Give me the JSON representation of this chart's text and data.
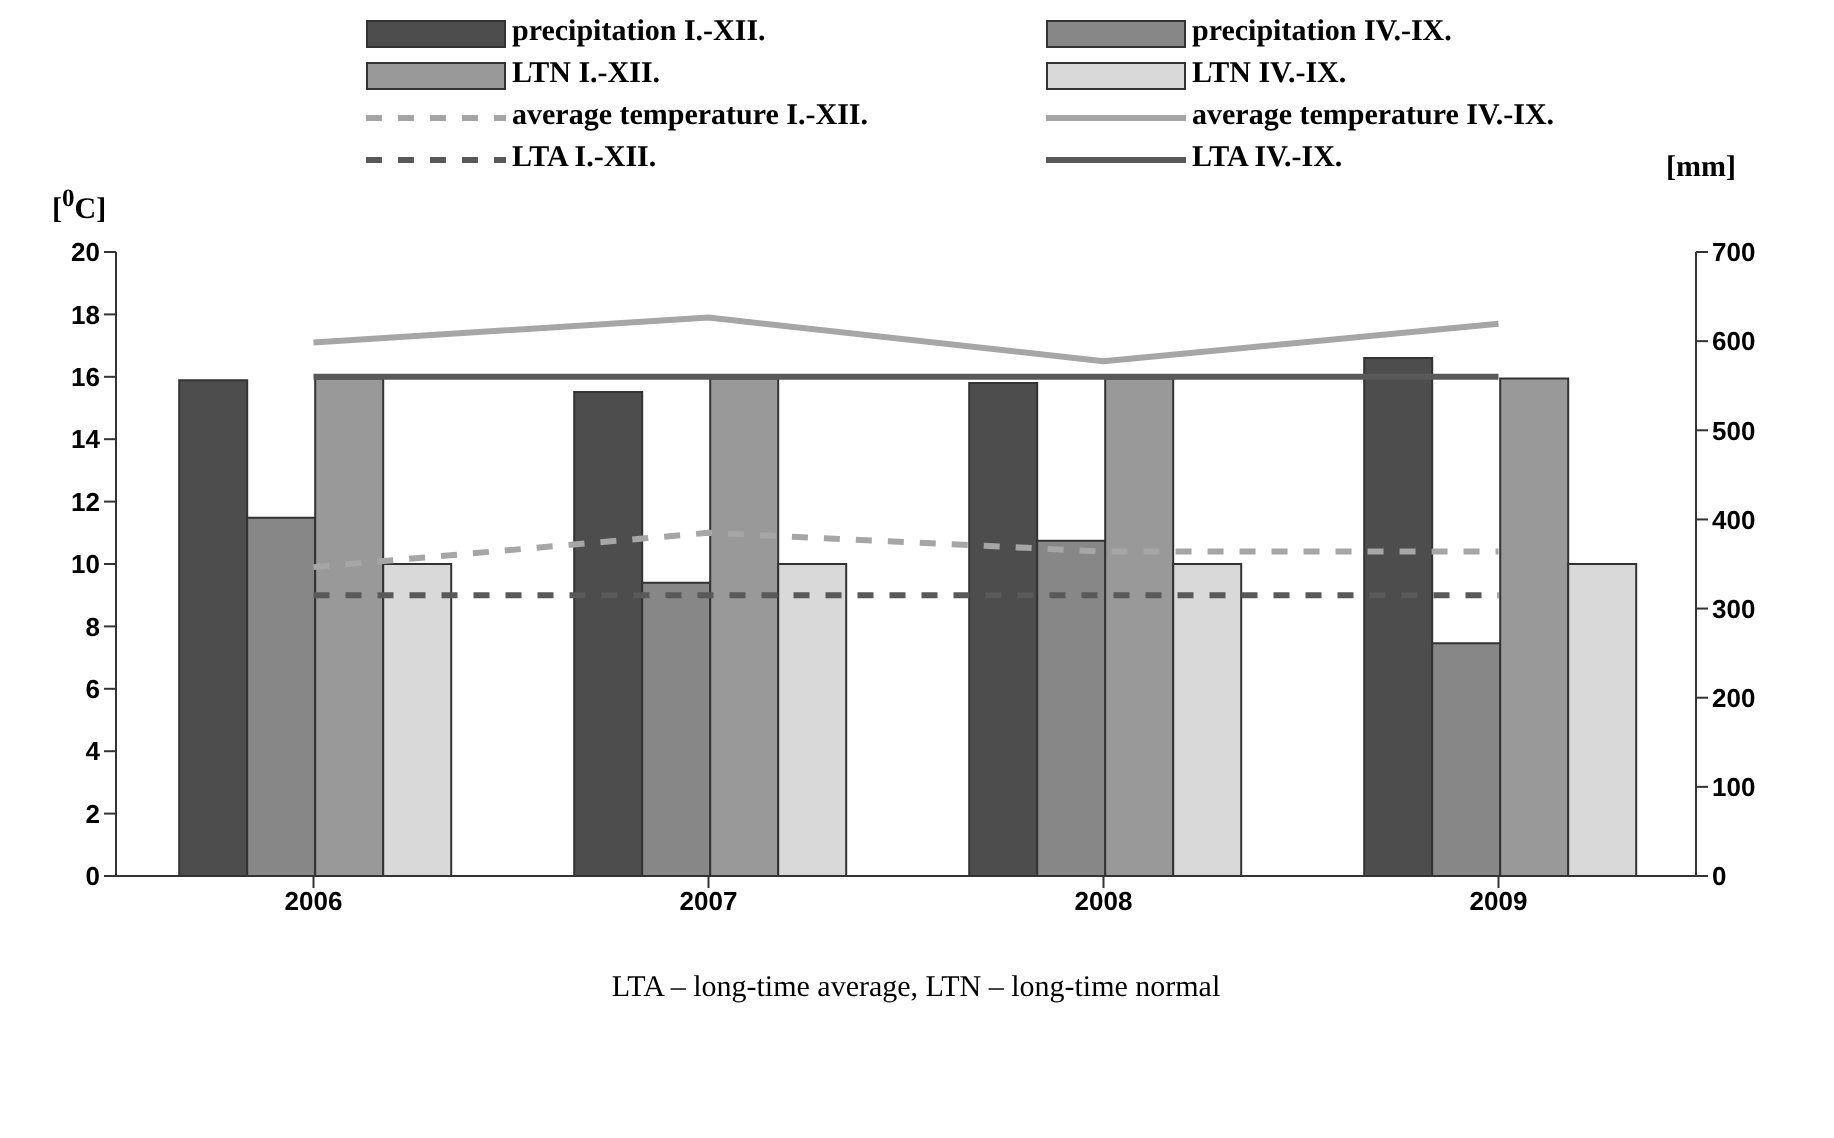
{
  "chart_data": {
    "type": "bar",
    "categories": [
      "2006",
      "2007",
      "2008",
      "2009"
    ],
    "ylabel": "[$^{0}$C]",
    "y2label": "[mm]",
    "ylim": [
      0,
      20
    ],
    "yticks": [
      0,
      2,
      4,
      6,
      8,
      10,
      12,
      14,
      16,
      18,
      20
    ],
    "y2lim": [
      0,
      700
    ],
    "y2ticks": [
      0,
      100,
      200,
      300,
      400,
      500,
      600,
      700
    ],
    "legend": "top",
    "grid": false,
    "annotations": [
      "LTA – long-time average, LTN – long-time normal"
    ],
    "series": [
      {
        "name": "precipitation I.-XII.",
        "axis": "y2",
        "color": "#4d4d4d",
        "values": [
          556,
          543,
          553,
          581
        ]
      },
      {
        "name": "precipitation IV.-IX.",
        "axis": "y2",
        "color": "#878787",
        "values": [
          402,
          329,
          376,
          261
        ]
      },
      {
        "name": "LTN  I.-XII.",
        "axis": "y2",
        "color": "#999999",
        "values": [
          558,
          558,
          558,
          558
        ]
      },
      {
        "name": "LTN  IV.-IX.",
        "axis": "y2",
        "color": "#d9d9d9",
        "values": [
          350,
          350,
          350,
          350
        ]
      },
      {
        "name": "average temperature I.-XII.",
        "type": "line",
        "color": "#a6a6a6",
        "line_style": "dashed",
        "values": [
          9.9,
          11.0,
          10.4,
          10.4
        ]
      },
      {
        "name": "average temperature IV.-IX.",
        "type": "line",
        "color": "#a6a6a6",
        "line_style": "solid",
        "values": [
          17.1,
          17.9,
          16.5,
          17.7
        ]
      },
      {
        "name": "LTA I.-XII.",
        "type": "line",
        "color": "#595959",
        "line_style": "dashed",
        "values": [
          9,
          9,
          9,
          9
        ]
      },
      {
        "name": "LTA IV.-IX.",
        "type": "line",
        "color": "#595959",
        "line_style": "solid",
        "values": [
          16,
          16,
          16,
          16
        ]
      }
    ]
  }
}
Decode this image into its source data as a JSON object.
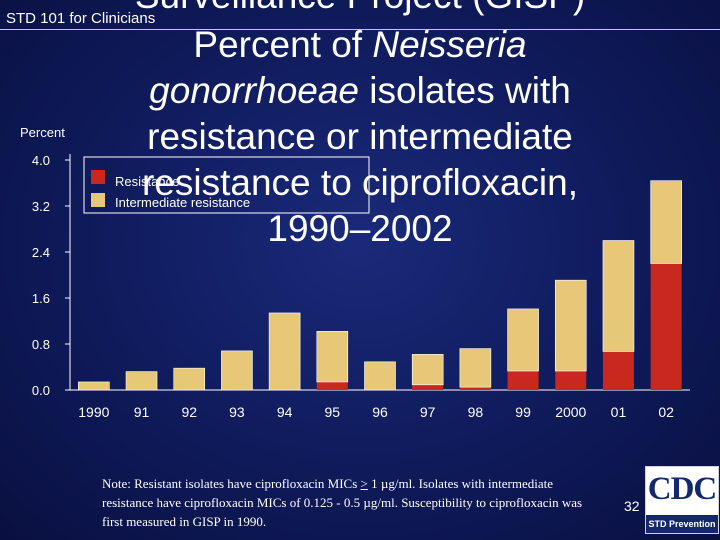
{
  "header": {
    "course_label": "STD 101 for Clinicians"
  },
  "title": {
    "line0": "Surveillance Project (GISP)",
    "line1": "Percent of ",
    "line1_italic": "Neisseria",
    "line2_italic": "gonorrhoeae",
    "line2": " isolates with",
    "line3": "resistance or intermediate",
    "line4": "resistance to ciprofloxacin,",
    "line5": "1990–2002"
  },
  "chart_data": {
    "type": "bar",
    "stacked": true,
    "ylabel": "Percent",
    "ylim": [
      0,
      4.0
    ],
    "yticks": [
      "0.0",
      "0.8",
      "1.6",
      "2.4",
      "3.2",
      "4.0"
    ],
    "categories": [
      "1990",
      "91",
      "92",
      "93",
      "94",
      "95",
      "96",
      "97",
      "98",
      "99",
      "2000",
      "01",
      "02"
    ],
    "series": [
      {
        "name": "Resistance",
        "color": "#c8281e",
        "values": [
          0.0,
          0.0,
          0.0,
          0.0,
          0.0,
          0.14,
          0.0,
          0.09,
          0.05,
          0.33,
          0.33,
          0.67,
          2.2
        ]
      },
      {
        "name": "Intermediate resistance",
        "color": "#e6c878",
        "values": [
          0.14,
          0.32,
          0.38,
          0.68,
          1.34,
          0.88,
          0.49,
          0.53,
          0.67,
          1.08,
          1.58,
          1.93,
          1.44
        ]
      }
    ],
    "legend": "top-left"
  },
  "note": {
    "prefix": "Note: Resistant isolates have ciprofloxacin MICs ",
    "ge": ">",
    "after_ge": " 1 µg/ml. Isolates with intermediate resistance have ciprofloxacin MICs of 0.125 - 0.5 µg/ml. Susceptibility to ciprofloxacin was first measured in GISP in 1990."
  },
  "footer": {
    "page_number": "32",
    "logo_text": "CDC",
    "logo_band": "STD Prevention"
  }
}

------------------------------

__Exercise directions__
Print the entries above exactly, taking out only the pictures.

__Result of this task__
Give me the JSON representation of this chart's text and data.
{
  "chart_data": {
    "type": "bar",
    "categories": [
      "2006",
      "2007",
      "2008",
      "2009"
    ],
    "ylabel": "[$^{0}$C]",
    "y2label": "[mm]",
    "ylim": [
      0,
      20
    ],
    "yticks": [
      0,
      2,
      4,
      6,
      8,
      10,
      12,
      14,
      16,
      18,
      20
    ],
    "y2lim": [
      0,
      700
    ],
    "y2ticks": [
      0,
      100,
      200,
      300,
      400,
      500,
      600,
      700
    ],
    "legend": "top",
    "grid": false,
    "annotations": [
      "LTA – long-time average, LTN – long-time normal"
    ],
    "series": [
      {
        "name": "precipitation I.-XII.",
        "axis": "y2",
        "color": "#4d4d4d",
        "values": [
          556,
          543,
          553,
          581
        ]
      },
      {
        "name": "precipitation IV.-IX.",
        "axis": "y2",
        "color": "#878787",
        "values": [
          402,
          329,
          376,
          261
        ]
      },
      {
        "name": "LTN  I.-XII.",
        "axis": "y2",
        "color": "#999999",
        "values": [
          558,
          558,
          558,
          558
        ]
      },
      {
        "name": "LTN  IV.-IX.",
        "axis": "y2",
        "color": "#d9d9d9",
        "values": [
          350,
          350,
          350,
          350
        ]
      },
      {
        "name": "average temperature I.-XII.",
        "type": "line",
        "color": "#a6a6a6",
        "line_style": "dashed",
        "values": [
          9.9,
          11.0,
          10.4,
          10.4
        ]
      },
      {
        "name": "average temperature IV.-IX.",
        "type": "line",
        "color": "#a6a6a6",
        "line_style": "solid",
        "values": [
          17.1,
          17.9,
          16.5,
          17.7
        ]
      },
      {
        "name": "LTA I.-XII.",
        "type": "line",
        "color": "#595959",
        "line_style": "dashed",
        "values": [
          9,
          9,
          9,
          9
        ]
      },
      {
        "name": "LTA IV.-IX.",
        "type": "line",
        "color": "#595959",
        "line_style": "solid",
        "values": [
          16,
          16,
          16,
          16
        ]
      }
    ]
  }
}
Decode this image into its source data as a JSON object.
{
  "header": {
    "course_label": "STD 101 for Clinicians"
  },
  "title": {
    "line0": "Surveillance Project (GISP)",
    "line1": "Percent of ",
    "line1_italic": "Neisseria",
    "line2_italic": "gonorrhoeae",
    "line2": " isolates with",
    "line3": "resistance or intermediate",
    "line4": "resistance to ciprofloxacin,",
    "line5": "1990–2002"
  },
  "chart_data": {
    "type": "bar",
    "stacked": true,
    "ylabel": "Percent",
    "ylim": [
      0,
      4.0
    ],
    "yticks": [
      "0.0",
      "0.8",
      "1.6",
      "2.4",
      "3.2",
      "4.0"
    ],
    "categories": [
      "1990",
      "91",
      "92",
      "93",
      "94",
      "95",
      "96",
      "97",
      "98",
      "99",
      "2000",
      "01",
      "02"
    ],
    "series": [
      {
        "name": "Resistance",
        "color": "#c8281e",
        "values": [
          0.0,
          0.0,
          0.0,
          0.0,
          0.0,
          0.14,
          0.0,
          0.09,
          0.05,
          0.33,
          0.33,
          0.67,
          2.2
        ]
      },
      {
        "name": "Intermediate resistance",
        "color": "#e6c878",
        "values": [
          0.14,
          0.32,
          0.38,
          0.68,
          1.34,
          0.88,
          0.49,
          0.53,
          0.67,
          1.08,
          1.58,
          1.93,
          1.44
        ]
      }
    ],
    "legend": "top-left"
  },
  "note": {
    "prefix": "Note: Resistant isolates have ciprofloxacin MICs ",
    "ge": ">",
    "after_ge": " 1 µg/ml. Isolates with intermediate resistance have ciprofloxacin MICs of 0.125 - 0.5 µg/ml. Susceptibility to ciprofloxacin was first measured in GISP in 1990."
  },
  "footer": {
    "page_number": "32",
    "logo_text": "CDC",
    "logo_band": "STD Prevention"
  }
}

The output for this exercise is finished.